## Your objective
Could you give the records as a JSON list of strings, starting at the very first line and ending at the line that contains "page-number: 6 xyxy=(803,2156,821,2185)", with both of those lines included, one string per line and no blank lines?

·····

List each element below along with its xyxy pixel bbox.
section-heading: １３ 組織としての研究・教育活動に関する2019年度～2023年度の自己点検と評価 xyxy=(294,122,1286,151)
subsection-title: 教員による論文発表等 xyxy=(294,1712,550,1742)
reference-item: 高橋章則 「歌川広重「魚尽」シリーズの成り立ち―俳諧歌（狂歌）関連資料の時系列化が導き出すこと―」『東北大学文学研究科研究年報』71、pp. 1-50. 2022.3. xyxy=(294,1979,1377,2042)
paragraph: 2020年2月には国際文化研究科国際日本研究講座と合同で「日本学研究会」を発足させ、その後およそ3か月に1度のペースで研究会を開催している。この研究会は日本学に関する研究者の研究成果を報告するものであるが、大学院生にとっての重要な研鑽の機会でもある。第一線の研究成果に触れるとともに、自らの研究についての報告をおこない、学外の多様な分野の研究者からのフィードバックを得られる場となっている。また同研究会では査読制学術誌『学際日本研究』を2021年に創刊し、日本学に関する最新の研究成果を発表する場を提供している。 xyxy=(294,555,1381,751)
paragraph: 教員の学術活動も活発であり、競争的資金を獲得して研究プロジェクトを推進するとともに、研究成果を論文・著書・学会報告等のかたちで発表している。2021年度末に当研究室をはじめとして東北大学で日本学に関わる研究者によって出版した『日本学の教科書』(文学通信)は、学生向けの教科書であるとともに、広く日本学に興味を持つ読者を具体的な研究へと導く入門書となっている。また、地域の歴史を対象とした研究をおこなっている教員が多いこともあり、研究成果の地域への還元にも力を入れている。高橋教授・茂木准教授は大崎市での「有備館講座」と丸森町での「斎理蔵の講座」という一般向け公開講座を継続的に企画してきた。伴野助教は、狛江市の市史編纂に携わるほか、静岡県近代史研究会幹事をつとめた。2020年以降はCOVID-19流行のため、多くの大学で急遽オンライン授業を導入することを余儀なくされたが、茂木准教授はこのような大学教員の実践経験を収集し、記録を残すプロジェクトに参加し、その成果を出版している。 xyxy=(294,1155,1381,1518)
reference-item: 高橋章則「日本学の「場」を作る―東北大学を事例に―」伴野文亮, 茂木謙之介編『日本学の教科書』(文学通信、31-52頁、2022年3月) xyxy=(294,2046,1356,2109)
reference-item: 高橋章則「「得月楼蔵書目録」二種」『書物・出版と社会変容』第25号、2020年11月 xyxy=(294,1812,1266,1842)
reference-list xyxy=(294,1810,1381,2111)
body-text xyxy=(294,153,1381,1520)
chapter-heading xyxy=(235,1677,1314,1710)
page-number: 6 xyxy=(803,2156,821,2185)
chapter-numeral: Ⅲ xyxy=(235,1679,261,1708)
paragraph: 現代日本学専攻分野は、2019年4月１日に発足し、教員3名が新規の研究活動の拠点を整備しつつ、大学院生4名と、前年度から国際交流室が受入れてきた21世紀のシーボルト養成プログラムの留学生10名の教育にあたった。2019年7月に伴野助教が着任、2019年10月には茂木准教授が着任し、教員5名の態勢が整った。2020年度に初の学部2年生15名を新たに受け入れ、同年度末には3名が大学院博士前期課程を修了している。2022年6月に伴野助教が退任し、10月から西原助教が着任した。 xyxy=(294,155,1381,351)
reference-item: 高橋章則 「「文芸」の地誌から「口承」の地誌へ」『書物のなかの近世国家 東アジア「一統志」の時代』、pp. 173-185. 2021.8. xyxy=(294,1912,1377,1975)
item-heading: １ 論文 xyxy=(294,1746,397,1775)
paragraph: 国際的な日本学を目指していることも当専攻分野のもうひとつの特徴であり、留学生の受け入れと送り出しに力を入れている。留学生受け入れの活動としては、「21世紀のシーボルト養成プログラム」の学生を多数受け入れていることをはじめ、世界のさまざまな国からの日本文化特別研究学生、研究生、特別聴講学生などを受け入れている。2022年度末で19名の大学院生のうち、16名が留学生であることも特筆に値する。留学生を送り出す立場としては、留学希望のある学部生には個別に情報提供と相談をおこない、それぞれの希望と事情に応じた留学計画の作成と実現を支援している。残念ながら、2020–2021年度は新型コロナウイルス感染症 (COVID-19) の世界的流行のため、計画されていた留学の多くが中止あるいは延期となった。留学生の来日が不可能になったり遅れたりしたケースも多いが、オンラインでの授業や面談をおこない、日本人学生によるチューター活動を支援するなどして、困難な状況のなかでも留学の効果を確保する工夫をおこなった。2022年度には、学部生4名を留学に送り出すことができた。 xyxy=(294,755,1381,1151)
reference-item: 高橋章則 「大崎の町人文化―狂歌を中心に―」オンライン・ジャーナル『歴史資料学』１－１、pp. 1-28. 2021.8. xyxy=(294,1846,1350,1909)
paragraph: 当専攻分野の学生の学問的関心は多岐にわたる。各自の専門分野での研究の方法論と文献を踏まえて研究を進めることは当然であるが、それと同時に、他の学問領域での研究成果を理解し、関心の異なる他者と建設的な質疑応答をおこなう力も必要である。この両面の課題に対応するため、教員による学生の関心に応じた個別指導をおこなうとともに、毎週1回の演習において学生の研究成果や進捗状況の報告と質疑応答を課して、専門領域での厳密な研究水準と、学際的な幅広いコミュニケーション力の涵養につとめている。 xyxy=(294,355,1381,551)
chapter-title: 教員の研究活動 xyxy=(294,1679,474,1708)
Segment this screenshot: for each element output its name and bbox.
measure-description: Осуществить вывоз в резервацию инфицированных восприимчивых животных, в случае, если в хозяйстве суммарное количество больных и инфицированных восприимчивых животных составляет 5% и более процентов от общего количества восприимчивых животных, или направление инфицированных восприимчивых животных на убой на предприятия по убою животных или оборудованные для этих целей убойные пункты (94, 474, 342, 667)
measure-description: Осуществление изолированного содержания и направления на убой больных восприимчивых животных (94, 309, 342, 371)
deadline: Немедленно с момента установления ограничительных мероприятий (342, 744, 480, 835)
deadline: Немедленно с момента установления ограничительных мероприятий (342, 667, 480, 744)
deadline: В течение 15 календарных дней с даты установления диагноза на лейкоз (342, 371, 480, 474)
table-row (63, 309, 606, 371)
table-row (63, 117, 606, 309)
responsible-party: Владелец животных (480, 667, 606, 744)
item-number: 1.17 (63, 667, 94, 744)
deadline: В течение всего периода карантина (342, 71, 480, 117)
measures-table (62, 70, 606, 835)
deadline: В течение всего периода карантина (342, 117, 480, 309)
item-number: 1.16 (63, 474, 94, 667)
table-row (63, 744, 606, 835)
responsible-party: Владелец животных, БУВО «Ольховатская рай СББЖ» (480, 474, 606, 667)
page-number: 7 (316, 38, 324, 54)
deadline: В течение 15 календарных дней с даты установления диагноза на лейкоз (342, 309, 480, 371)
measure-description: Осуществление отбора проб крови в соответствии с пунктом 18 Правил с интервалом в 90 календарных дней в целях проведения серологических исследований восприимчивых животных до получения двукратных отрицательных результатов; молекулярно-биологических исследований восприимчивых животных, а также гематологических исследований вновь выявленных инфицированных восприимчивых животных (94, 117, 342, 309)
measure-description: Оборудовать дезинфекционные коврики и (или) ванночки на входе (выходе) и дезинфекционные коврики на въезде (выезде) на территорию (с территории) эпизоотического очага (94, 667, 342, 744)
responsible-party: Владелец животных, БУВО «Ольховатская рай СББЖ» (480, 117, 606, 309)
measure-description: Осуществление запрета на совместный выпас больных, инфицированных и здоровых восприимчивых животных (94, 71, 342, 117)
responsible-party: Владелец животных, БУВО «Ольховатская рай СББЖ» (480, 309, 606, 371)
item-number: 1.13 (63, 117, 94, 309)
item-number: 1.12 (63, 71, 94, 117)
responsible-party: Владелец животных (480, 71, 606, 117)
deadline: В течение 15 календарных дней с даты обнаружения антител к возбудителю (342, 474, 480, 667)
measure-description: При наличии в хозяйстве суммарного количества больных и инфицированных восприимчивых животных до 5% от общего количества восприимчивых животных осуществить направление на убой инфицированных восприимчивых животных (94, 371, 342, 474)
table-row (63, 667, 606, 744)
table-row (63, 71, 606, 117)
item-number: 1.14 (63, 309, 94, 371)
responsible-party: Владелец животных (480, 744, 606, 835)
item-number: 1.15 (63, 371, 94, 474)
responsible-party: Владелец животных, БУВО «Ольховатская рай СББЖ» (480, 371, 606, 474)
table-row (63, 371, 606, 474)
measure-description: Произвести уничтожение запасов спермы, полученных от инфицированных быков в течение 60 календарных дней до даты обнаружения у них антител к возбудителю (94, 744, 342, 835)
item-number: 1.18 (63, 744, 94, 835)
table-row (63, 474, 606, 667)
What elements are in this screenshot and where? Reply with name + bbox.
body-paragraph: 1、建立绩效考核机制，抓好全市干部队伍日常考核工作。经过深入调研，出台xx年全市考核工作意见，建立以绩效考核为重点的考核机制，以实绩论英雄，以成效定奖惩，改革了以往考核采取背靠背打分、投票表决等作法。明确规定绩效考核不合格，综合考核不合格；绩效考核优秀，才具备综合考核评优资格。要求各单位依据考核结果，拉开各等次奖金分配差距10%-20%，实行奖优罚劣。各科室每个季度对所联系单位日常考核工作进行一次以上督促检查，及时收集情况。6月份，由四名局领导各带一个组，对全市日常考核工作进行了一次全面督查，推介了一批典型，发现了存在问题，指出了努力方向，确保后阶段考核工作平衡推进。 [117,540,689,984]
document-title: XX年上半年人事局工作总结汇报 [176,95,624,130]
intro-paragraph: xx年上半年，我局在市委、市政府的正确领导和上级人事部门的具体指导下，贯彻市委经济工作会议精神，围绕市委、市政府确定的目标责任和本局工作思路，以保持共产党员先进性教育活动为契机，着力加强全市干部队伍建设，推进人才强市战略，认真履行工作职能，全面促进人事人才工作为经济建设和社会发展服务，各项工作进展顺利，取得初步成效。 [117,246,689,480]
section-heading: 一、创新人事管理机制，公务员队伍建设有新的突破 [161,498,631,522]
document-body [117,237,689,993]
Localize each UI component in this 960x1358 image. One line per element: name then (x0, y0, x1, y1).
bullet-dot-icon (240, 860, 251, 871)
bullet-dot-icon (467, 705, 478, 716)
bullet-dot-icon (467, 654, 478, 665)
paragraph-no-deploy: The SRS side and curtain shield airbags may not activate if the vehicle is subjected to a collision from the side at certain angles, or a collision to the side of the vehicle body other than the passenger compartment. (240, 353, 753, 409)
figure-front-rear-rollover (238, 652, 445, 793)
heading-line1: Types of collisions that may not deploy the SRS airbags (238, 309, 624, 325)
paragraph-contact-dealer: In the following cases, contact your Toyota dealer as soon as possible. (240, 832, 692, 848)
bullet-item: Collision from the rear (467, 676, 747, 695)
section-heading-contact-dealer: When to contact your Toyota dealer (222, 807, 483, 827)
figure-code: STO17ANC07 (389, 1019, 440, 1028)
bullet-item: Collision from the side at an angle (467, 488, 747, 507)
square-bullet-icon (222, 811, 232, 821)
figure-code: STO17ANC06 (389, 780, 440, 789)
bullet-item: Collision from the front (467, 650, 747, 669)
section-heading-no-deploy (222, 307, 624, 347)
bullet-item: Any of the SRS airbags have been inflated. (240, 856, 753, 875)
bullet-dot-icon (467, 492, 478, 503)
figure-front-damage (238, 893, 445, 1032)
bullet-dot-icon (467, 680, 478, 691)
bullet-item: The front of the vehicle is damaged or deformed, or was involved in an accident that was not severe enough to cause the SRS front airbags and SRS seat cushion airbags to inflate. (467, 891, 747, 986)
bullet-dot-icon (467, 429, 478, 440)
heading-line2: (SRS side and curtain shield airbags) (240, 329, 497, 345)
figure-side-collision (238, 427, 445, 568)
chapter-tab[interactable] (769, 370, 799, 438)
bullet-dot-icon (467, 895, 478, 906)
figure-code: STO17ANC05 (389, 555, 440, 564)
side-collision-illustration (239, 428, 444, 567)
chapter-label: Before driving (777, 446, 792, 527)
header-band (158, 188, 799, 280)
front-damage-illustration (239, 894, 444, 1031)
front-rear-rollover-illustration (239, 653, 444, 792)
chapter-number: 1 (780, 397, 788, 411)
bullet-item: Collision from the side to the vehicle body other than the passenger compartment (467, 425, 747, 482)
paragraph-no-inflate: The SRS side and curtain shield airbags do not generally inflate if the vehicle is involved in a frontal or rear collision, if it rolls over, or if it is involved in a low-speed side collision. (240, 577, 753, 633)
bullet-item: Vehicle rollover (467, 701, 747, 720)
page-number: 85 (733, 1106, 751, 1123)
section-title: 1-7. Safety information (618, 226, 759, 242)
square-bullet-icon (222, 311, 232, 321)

·····

## Solution for this problem
[
  "List each element below along with its xyxy pixel bbox.",
  "section-heading: １３ 組織としての研究・教育活動に関する2019年度～2023年度の自己点検と評価 xyxy=(294,122,1286,151)",
  "subsection-title: 教員による論文発表等 xyxy=(294,1712,550,1742)",
  "reference-item: 高橋章則 「歌川広重「魚尽」シリーズの成り立ち―俳諧歌（狂歌）関連資料の時系列化が導き出すこと―」『東北大学文学研究科研究年報』71、pp. 1-50. 2022.3. xyxy=(294,1979,1377,2042)",
  "paragraph: 2020年2月には国際文化研究科国際日本研究講座と合同で「日本学研究会」を発足させ、その後およそ3か月に1度のペースで研究会を開催している。この研究会は日本学に関する研究者の研究成果を報告するものであるが、大学院生にとっての重要な研鑽の機会でもある。第一線の研究成果に触れるとともに、自らの研究についての報告をおこない、学外の多様な分野の研究者からのフィードバックを得られる場となっている。また同研究会では査読制学術誌『学際日本研究』を2021年に創刊し、日本学に関する最新の研究成果を発表する場を提供している。 xyxy=(294,555,1381,751)",
  "paragraph: 教員の学術活動も活発であり、競争的資金を獲得して研究プロジェクトを推進するとともに、研究成果を論文・著書・学会報告等のかたちで発表している。2021年度末に当研究室をはじめとして東北大学で日本学に関わる研究者によって出版した『日本学の教科書』(文学通信)は、学生向けの教科書であるとともに、広く日本学に興味を持つ読者を具体的な研究へと導く入門書となっている。また、地域の歴史を対象とした研究をおこなっている教員が多いこともあり、研究成果の地域への還元にも力を入れている。高橋教授・茂木准教授は大崎市での「有備館講座」と丸森町での「斎理蔵の講座」という一般向け公開講座を継続的に企画してきた。伴野助教は、狛江市の市史編纂に携わるほか、静岡県近代史研究会幹事をつとめた。2020年以降はCOVID-19流行のため、多くの大学で急遽オンライン授業を導入することを余儀なくされたが、茂木准教授はこのような大学教員の実践経験を収集し、記録を残すプロジェクトに参加し、その成果を出版している。 xyxy=(294,1155,1381,1518)",
  "reference-item: 高橋章則「日本学の「場」を作る―東北大学を事例に―」伴野文亮, 茂木謙之介編『日本学の教科書』(文学通信、31-52頁、2022年3月) xyxy=(294,2046,1356,2109)",
  "reference-item: 高橋章則「「得月楼蔵書目録」二種」『書物・出版と社会変容』第25号、2020年11月 xyxy=(294,1812,1266,1842)",
  "reference-list xyxy=(294,1810,1381,2111)",
  "body-text xyxy=(294,153,1381,1520)",
  "chapter-heading xyxy=(235,1677,1314,1710)",
  "page-number: 6 xyxy=(803,2156,821,2185)"
]